EXERCISE DIRECTIONS >> Format every line of the rows below as a JSON list of strings, with one string per line and blank lines omitted.

Element region listings:
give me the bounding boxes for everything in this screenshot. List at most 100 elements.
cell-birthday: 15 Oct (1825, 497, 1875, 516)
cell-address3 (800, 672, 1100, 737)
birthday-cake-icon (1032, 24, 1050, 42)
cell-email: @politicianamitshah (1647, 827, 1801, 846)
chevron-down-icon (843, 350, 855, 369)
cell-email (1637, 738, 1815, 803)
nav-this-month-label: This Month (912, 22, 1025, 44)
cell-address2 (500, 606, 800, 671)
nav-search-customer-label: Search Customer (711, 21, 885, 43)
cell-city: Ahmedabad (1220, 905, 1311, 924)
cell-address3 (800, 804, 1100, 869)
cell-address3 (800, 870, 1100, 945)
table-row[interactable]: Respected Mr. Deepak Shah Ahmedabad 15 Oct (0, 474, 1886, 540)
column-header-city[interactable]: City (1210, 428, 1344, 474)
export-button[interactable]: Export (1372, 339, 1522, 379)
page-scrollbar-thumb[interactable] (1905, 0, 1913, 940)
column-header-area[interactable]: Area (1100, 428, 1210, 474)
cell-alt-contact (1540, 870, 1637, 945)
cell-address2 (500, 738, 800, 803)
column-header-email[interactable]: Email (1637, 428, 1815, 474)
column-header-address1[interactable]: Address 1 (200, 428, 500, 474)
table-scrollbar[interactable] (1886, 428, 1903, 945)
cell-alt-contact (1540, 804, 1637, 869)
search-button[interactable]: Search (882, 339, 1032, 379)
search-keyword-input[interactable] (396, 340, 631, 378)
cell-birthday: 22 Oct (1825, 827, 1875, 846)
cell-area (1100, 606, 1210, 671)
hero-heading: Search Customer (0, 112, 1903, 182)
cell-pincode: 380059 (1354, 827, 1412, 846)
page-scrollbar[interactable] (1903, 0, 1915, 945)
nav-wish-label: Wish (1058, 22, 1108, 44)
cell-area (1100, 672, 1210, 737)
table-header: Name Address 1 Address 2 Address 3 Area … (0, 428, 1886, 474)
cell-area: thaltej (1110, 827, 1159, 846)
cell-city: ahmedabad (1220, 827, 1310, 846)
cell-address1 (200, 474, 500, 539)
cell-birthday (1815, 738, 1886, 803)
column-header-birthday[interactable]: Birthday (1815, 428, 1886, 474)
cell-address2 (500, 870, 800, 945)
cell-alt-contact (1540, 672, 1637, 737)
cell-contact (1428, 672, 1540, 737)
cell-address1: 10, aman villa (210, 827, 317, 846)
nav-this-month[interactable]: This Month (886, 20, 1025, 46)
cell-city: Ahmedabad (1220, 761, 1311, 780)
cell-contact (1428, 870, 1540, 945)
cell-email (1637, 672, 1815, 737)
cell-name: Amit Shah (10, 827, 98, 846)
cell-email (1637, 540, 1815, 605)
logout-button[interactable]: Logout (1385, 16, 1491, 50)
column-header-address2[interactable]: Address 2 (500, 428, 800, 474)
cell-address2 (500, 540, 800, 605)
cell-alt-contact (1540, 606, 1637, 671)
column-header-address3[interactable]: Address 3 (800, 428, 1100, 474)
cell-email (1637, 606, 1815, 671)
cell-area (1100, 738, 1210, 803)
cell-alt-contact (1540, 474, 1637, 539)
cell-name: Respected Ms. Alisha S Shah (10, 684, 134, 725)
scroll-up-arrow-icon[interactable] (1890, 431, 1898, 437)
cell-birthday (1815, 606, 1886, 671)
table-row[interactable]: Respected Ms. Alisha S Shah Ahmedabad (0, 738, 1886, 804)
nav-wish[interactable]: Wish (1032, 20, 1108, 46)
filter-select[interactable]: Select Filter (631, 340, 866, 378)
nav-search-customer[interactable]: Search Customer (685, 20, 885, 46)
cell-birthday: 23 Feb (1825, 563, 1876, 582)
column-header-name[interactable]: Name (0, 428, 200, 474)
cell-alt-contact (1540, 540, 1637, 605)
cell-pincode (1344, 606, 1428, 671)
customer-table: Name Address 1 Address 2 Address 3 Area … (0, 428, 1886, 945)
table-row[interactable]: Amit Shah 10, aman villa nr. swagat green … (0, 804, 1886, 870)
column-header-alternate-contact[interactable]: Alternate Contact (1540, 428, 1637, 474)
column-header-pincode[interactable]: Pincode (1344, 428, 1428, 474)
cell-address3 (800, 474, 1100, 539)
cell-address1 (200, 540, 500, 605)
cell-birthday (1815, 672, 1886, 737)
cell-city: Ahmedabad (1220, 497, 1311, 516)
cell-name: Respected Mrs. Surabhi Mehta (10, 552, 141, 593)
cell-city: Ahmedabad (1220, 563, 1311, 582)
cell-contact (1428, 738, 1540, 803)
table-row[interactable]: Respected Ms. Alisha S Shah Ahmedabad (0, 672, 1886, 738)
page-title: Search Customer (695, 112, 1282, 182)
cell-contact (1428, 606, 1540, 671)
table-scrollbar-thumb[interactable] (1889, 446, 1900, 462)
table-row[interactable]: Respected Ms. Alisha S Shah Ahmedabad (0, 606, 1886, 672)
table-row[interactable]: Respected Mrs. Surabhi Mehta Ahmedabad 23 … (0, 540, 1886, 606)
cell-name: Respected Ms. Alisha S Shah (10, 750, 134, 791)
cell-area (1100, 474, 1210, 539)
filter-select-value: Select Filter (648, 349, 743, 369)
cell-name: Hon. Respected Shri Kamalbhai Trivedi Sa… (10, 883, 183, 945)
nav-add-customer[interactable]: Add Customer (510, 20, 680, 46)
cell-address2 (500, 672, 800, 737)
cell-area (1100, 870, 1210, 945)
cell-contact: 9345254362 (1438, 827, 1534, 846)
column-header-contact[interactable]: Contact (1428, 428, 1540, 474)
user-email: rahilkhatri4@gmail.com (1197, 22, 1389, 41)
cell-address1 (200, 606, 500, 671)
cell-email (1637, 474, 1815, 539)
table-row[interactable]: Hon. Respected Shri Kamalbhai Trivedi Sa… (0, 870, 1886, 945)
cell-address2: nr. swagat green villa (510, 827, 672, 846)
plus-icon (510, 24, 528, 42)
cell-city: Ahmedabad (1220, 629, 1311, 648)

RESPONSE TO THIS TASK >>
[
  "give me the bounding boxes for everything in this screenshot. List at most 100 elements.",
  "cell-birthday: 15 Oct (1825, 497, 1875, 516)",
  "cell-address3 (800, 672, 1100, 737)",
  "birthday-cake-icon (1032, 24, 1050, 42)",
  "cell-email: @politicianamitshah (1647, 827, 1801, 846)",
  "chevron-down-icon (843, 350, 855, 369)",
  "cell-email (1637, 738, 1815, 803)",
  "nav-this-month-label: This Month (912, 22, 1025, 44)",
  "cell-address2 (500, 606, 800, 671)",
  "nav-search-customer-label: Search Customer (711, 21, 885, 43)",
  "cell-city: Ahmedabad (1220, 905, 1311, 924)",
  "cell-address3 (800, 804, 1100, 869)",
  "cell-address3 (800, 870, 1100, 945)",
  "table-row[interactable]: Respected Mr. Deepak Shah Ahmedabad 15 Oct (0, 474, 1886, 540)",
  "column-header-city[interactable]: City (1210, 428, 1344, 474)",
  "export-button[interactable]: Export (1372, 339, 1522, 379)",
  "page-scrollbar-thumb[interactable] (1905, 0, 1913, 940)",
  "column-header-area[interactable]: Area (1100, 428, 1210, 474)",
  "cell-alt-contact (1540, 870, 1637, 945)",
  "cell-address2 (500, 738, 800, 803)",
  "column-header-email[interactable]: Email (1637, 428, 1815, 474)",
  "column-header-address1[interactable]: Address 1 (200, 428, 500, 474)",
  "table-scrollbar[interactable] (1886, 428, 1903, 945)",
  "cell-alt-contact (1540, 804, 1637, 869)",
  "search-button[interactable]: Search (882, 339, 1032, 379)",
  "search-keyword-input[interactable] (396, 340, 631, 378)",
  "cell-birthday: 22 Oct (1825, 827, 1875, 846)",
  "cell-area (1100, 606, 1210, 671)",
  "hero-heading: Search Customer (0, 112, 1903, 182)",
  "cell-pincode: 380059 (1354, 827, 1412, 846)",
  "page-scrollbar[interactable] (1903, 0, 1915, 945)",
  "nav-wish-label: Wish (1058, 22, 1108, 44)",
  "cell-area (1100, 672, 1210, 737)",
  "table-header: Name Address 1 Address 2 Address 3 Area … (0, 428, 1886, 474)",
  "cell-area: thaltej (1110, 827, 1159, 846)",
  "cell-city: ahmedabad (1220, 827, 1310, 846)",
  "cell-address1 (200, 474, 500, 539)",
  "cell-birthday (1815, 738, 1886, 803)",
  "column-header-birthday[interactable]: Birthday (1815, 428, 1886, 474)",
  "cell-address2 (500, 870, 800, 945)",
  "cell-alt-contact (1540, 672, 1637, 737)",
  "cell-contact (1428, 672, 1540, 737)",
  "cell-address1: 10, aman villa (210, 827, 317, 846)",
  "nav-this-month[interactable]: This Month (886, 20, 1025, 46)",
  "cell-city: Ahmedabad (1220, 761, 1311, 780)",
  "cell-contact (1428, 870, 1540, 945)",
  "cell-email (1637, 672, 1815, 737)",
  "cell-name: Amit Shah (10, 827, 98, 846)",
  "cell-email (1637, 540, 1815, 605)",
  "logout-button[interactable]: Logout (1385, 16, 1491, 50)",
  "column-header-address2[interactable]: Address 2 (500, 428, 800, 474)",
  "cell-address2 (500, 540, 800, 605)",
  "cell-alt-contact (1540, 606, 1637, 671)",
  "column-header-address3[interactable]: Address 3 (800, 428, 1100, 474)",
  "cell-email (1637, 606, 1815, 671)",
  "cell-area (1100, 738, 1210, 803)",
  "cell-alt-contact (1540, 474, 1637, 539)",
  "cell-name: Respected Ms. Alisha S Shah (10, 684, 134, 725)",
  "scroll-up-arrow-icon[interactable] (1890, 431, 1898, 437)",
  "cell-birthday (1815, 606, 1886, 671)",
  "table-row[interactable]: Respected Ms. Alisha S Shah Ahmedabad (0, 738, 1886, 804)",
  "nav-wish[interactable]: Wish (1032, 20, 1108, 46)",
  "filter-select[interactable]: Select Filter (631, 340, 866, 378)",
  "nav-search-customer[interactable]: Search Customer (685, 20, 885, 46)",
  "cell-birthday: 23 Feb (1825, 563, 1876, 582)",
  "column-header-name[interactable]: Name (0, 428, 200, 474)",
  "cell-alt-contact (1540, 540, 1637, 605)",
  "cell-pincode (1344, 606, 1428, 671)",
  "customer-table: Name Address 1 Address 2 Address 3 Area … (0, 428, 1886, 945)",
  "table-row[interactable]: Amit Shah 10, aman villa nr. swagat green … (0, 804, 1886, 870)",
  "column-header-alternate-contact[interactable]: Alternate Contact (1540, 428, 1637, 474)",
  "column-header-pincode[interactable]: Pincode (1344, 428, 1428, 474)",
  "cell-address3 (800, 474, 1100, 539)",
  "cell-address1 (200, 540, 500, 605)",
  "cell-birthday (1815, 672, 1886, 737)",
  "cell-city: Ahmedabad (1220, 497, 1311, 516)",
  "cell-name: Respected Mrs. Surabhi Mehta (10, 552, 141, 593)",
  "cell-city: Ahmedabad (1220, 563, 1311, 582)",
  "cell-contact (1428, 738, 1540, 803)",
  "table-row[interactable]: Respected Ms. Alisha S Shah Ahmedabad (0, 672, 1886, 738)",
  "page-title: Search Customer (695, 112, 1282, 182)",
  "cell-contact (1428, 606, 1540, 671)",
  "table-scrollbar-thumb[interactable] (1889, 446, 1900, 462)",
  "table-row[interactable]: Respected Ms. Alisha S Shah Ahmedabad (0, 606, 1886, 672)",
  "table-row[interactable]: Respected Mrs. Surabhi Mehta Ahmedabad 23 … (0, 540, 1886, 606)",
  "cell-name: Respected Ms. Alisha S Shah (10, 750, 134, 791)",
  "cell-area (1100, 474, 1210, 539)",
  "filter-select-value: Select Filter (648, 349, 743, 369)",
  "cell-name: Hon. Respected Shri Kamalbhai Trivedi Sa… (10, 883, 183, 945)",
  "nav-add-customer[interactable]: Add Customer (510, 20, 680, 46)",
  "cell-address2 (500, 672, 800, 737)",
  "cell-area (1100, 870, 1210, 945)",
  "cell-contact: 9345254362 (1438, 827, 1534, 846)",
  "column-header-contact[interactable]: Contact (1428, 428, 1540, 474)",
  "user-email: rahilkhatri4@gmail.com (1197, 22, 1389, 41)",
  "cell-address1 (200, 606, 500, 671)",
  "cell-email (1637, 474, 1815, 539)",
  "table-row[interactable]: Hon. Respected Shri Kamalbhai Trivedi Sa… (0, 870, 1886, 945)",
  "cell-address2: nr. swagat green villa (510, 827, 672, 846)",
  "plus-icon (510, 24, 528, 42)",
  "cell-city: Ahmedabad (1220, 629, 1311, 648)"
]